EXERCISE OBJECTIVE => Return each line holding the string "peberkorn".

SOURCE RECORDS =>
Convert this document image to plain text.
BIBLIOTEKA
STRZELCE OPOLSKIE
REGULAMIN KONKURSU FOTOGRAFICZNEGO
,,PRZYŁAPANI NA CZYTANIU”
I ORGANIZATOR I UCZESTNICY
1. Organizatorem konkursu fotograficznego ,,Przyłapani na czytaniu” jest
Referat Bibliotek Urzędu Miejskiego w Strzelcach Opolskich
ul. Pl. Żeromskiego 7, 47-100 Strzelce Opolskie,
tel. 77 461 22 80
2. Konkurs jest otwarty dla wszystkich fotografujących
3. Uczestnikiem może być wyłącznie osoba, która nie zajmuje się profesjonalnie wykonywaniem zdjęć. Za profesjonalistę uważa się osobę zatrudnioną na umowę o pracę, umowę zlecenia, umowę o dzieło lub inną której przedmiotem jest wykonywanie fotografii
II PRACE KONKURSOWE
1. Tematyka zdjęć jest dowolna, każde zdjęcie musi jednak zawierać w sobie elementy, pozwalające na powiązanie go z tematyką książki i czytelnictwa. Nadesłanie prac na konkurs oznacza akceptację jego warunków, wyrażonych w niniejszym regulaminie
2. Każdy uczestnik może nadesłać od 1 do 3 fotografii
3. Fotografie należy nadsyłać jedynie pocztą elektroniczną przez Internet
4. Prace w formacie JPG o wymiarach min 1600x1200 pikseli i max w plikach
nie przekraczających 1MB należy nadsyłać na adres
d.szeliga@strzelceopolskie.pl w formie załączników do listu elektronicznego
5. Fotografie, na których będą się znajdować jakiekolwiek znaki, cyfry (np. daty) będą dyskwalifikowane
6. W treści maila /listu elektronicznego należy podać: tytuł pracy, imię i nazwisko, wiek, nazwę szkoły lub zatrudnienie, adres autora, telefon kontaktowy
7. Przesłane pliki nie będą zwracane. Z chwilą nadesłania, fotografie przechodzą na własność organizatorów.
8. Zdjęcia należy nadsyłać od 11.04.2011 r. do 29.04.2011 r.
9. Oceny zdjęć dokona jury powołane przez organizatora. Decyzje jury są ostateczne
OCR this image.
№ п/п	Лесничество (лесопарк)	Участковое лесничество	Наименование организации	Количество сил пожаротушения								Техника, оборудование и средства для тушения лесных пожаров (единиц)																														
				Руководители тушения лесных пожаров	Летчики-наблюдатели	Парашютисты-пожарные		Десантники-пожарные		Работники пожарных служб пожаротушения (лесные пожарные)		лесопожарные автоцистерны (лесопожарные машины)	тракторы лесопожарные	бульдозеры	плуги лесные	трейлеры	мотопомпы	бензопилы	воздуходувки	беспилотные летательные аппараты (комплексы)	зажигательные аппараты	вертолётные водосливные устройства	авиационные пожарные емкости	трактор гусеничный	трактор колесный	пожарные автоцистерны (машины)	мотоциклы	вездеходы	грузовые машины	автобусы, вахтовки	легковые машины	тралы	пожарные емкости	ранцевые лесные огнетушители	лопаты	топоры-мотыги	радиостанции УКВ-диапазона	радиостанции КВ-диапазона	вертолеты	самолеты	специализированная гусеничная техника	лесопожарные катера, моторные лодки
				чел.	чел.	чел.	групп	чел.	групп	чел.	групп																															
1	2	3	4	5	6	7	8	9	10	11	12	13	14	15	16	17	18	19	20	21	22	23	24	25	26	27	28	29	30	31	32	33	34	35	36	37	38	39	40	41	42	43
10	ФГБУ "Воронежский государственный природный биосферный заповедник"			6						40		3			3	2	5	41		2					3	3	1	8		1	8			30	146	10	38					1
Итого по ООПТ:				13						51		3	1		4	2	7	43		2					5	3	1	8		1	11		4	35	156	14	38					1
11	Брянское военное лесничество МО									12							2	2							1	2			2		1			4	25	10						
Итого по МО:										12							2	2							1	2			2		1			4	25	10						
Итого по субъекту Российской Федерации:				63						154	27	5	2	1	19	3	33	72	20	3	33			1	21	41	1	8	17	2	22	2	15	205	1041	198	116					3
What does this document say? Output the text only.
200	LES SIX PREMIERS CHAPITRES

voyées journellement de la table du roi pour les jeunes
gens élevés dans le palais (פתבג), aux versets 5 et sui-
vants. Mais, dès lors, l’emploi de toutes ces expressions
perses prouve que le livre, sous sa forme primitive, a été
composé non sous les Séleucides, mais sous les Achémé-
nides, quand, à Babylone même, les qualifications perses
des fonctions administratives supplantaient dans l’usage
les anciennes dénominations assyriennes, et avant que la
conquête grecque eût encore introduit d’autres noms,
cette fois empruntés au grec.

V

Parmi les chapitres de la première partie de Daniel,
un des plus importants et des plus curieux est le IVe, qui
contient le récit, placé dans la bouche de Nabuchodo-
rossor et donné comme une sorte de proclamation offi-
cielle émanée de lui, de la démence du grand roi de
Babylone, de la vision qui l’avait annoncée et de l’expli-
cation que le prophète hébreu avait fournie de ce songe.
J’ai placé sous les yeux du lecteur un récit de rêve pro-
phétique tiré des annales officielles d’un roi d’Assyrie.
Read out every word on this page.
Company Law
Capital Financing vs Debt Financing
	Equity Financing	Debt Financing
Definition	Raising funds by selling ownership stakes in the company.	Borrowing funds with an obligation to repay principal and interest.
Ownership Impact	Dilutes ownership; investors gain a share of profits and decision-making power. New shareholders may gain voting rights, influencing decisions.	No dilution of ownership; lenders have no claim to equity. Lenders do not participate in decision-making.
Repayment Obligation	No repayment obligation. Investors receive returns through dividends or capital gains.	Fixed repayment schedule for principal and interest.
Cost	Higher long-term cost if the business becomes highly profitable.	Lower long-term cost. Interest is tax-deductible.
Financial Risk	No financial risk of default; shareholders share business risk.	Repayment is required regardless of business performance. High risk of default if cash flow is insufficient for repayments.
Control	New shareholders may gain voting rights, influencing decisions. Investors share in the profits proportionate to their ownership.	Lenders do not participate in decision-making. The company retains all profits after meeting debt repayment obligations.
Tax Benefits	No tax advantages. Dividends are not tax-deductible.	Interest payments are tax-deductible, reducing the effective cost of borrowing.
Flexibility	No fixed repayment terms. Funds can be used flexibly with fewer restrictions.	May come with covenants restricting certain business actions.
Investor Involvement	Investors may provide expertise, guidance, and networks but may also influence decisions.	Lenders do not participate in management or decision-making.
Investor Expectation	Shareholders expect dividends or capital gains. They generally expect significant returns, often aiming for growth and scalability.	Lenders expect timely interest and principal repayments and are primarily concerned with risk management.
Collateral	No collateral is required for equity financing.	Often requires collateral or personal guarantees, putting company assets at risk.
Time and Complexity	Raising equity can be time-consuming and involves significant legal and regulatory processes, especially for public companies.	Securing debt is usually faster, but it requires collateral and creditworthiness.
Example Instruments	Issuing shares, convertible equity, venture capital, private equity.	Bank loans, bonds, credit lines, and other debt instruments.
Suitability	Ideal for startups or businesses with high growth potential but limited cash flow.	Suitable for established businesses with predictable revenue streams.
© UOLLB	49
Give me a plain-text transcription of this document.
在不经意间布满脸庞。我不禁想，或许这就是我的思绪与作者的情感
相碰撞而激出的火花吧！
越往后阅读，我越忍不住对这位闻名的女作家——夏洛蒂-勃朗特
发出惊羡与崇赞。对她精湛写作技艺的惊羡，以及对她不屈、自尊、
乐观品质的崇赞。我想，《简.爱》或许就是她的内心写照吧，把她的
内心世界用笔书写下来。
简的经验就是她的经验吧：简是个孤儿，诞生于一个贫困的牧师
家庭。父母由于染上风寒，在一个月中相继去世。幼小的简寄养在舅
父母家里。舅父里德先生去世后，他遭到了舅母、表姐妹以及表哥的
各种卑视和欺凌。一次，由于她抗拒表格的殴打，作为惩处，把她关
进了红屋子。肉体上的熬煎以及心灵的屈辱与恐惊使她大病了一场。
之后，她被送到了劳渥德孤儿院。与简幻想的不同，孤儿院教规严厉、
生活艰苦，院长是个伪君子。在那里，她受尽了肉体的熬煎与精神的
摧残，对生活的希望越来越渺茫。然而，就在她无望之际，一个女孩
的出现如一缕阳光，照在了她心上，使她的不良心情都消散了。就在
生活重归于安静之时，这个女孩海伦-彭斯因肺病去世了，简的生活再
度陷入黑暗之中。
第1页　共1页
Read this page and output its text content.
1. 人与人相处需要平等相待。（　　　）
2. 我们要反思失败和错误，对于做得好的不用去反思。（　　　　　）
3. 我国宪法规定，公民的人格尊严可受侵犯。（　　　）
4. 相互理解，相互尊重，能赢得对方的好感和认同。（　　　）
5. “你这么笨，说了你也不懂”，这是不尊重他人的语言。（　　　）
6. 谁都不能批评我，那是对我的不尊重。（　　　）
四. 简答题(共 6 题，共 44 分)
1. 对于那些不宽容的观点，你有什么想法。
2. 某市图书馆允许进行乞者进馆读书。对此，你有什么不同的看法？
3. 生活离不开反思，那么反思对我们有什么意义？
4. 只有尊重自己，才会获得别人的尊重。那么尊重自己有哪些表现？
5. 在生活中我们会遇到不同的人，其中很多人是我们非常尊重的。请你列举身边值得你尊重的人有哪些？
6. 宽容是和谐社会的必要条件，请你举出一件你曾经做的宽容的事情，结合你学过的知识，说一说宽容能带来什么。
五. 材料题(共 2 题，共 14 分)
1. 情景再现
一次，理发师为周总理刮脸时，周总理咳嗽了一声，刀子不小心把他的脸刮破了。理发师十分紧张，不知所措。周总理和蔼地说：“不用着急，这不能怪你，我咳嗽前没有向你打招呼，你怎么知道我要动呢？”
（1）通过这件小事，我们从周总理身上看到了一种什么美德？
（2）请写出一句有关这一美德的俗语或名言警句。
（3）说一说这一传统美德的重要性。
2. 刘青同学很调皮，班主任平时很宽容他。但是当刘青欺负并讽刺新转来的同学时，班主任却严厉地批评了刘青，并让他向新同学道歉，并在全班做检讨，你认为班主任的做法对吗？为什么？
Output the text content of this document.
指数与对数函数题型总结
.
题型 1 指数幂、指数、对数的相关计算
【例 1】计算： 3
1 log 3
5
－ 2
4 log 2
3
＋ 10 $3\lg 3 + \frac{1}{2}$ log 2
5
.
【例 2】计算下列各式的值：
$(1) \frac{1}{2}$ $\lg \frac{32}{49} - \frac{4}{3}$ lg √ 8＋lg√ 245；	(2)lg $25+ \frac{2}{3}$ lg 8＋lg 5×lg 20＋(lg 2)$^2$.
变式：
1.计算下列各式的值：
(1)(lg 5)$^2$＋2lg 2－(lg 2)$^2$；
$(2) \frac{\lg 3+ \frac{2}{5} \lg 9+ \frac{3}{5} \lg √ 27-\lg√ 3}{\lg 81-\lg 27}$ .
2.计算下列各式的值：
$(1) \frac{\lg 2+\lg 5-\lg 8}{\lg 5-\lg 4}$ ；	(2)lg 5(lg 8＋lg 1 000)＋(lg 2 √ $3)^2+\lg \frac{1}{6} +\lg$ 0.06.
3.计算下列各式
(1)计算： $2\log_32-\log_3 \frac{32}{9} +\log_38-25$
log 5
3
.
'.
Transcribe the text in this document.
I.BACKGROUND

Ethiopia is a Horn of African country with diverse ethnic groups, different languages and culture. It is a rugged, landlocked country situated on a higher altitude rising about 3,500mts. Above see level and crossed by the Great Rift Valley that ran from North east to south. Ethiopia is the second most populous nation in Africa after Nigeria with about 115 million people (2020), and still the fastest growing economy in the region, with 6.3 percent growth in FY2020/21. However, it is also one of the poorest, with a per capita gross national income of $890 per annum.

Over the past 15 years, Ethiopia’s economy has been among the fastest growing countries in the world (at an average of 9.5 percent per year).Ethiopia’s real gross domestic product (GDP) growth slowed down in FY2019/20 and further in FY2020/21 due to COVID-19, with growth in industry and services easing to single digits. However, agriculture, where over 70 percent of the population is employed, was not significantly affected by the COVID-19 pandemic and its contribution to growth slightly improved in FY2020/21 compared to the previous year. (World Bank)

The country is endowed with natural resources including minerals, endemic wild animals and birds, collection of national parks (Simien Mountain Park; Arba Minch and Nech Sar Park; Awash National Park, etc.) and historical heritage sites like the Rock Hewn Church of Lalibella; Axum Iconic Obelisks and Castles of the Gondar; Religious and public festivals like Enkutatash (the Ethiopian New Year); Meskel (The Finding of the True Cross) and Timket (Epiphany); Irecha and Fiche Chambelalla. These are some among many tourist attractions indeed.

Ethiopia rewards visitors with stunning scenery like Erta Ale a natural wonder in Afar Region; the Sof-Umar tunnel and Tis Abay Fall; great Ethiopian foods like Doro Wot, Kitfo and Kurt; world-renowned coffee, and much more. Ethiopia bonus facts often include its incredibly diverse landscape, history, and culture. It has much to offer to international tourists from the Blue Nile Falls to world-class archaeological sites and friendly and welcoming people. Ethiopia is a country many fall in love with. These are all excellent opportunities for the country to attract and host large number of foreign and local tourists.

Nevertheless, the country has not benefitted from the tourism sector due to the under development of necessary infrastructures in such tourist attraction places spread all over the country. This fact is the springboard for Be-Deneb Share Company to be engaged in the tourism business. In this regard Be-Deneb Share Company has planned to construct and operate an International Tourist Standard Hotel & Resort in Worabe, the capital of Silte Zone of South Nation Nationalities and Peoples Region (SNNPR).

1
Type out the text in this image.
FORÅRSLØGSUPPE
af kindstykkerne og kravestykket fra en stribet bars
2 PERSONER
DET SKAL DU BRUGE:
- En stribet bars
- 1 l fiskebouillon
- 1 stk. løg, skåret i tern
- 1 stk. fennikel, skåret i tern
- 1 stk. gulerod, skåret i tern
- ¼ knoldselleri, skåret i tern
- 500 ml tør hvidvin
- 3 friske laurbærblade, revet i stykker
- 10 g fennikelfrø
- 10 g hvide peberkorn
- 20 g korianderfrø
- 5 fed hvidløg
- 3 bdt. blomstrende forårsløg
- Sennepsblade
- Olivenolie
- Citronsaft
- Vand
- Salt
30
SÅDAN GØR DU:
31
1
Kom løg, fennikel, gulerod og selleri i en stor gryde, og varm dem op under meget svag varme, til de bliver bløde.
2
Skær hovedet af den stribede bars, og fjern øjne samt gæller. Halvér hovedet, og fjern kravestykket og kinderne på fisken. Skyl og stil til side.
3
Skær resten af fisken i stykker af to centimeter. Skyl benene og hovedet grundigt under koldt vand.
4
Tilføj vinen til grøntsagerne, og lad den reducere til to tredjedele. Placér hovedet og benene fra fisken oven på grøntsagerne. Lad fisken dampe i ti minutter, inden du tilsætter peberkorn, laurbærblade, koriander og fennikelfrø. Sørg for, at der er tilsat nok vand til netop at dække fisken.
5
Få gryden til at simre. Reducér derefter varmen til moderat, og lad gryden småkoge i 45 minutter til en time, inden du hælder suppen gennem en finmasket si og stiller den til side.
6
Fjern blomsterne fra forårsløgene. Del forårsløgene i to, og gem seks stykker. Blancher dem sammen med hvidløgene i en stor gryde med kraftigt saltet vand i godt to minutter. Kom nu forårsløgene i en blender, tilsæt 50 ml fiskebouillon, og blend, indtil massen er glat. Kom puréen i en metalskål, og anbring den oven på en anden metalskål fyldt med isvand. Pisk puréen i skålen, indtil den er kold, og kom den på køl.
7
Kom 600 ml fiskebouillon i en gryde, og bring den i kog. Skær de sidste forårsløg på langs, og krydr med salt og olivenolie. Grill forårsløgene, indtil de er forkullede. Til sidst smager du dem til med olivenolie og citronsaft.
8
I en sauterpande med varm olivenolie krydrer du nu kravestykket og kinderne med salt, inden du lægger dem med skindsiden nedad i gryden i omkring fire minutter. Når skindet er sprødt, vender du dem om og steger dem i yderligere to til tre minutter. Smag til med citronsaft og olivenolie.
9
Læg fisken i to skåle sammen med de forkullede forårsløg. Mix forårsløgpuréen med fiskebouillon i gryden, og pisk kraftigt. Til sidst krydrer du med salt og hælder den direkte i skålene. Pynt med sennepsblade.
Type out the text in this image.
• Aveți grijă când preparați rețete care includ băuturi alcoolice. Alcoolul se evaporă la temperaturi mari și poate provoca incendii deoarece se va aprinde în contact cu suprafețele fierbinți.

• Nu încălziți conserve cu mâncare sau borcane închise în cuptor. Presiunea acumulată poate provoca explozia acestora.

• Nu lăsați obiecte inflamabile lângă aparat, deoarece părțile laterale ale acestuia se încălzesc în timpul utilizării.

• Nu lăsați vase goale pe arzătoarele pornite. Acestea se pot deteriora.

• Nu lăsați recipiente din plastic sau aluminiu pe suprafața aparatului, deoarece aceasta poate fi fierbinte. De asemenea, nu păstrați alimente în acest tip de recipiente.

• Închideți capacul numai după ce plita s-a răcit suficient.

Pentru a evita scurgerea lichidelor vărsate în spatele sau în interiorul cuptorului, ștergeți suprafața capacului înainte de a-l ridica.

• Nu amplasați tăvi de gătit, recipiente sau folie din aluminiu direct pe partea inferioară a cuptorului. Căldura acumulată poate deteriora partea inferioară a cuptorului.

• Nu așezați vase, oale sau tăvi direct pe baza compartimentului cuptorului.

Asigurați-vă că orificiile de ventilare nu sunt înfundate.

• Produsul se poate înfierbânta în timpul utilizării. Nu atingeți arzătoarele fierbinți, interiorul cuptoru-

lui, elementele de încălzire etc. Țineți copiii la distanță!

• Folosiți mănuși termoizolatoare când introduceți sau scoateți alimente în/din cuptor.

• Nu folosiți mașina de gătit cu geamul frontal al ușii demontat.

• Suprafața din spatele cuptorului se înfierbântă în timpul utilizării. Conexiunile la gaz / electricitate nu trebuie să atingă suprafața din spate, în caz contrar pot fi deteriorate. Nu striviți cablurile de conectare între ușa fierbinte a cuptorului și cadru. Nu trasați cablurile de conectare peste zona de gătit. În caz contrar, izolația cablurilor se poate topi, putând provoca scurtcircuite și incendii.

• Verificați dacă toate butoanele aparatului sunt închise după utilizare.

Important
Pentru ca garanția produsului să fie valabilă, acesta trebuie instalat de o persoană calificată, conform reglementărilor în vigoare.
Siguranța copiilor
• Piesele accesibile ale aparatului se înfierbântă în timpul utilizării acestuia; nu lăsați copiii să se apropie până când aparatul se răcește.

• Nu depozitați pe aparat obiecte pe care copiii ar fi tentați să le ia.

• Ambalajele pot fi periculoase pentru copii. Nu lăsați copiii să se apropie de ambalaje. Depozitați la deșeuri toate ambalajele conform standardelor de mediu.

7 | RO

COMPLETE RESPONSE =>
- 10 g hvide peberkorn
Tilføj vinen til grøntsagerne, og lad den reducere til to tredjedele. Placér hovedet og benene fra fisken oven på grøntsagerne. Lad fisken dampe i ti minutter, inden du tilsætter peberkorn, laurbærblade, koriander og fennikelfrø. Sørg for, at der er tilsat nok vand til netop at dække fisken.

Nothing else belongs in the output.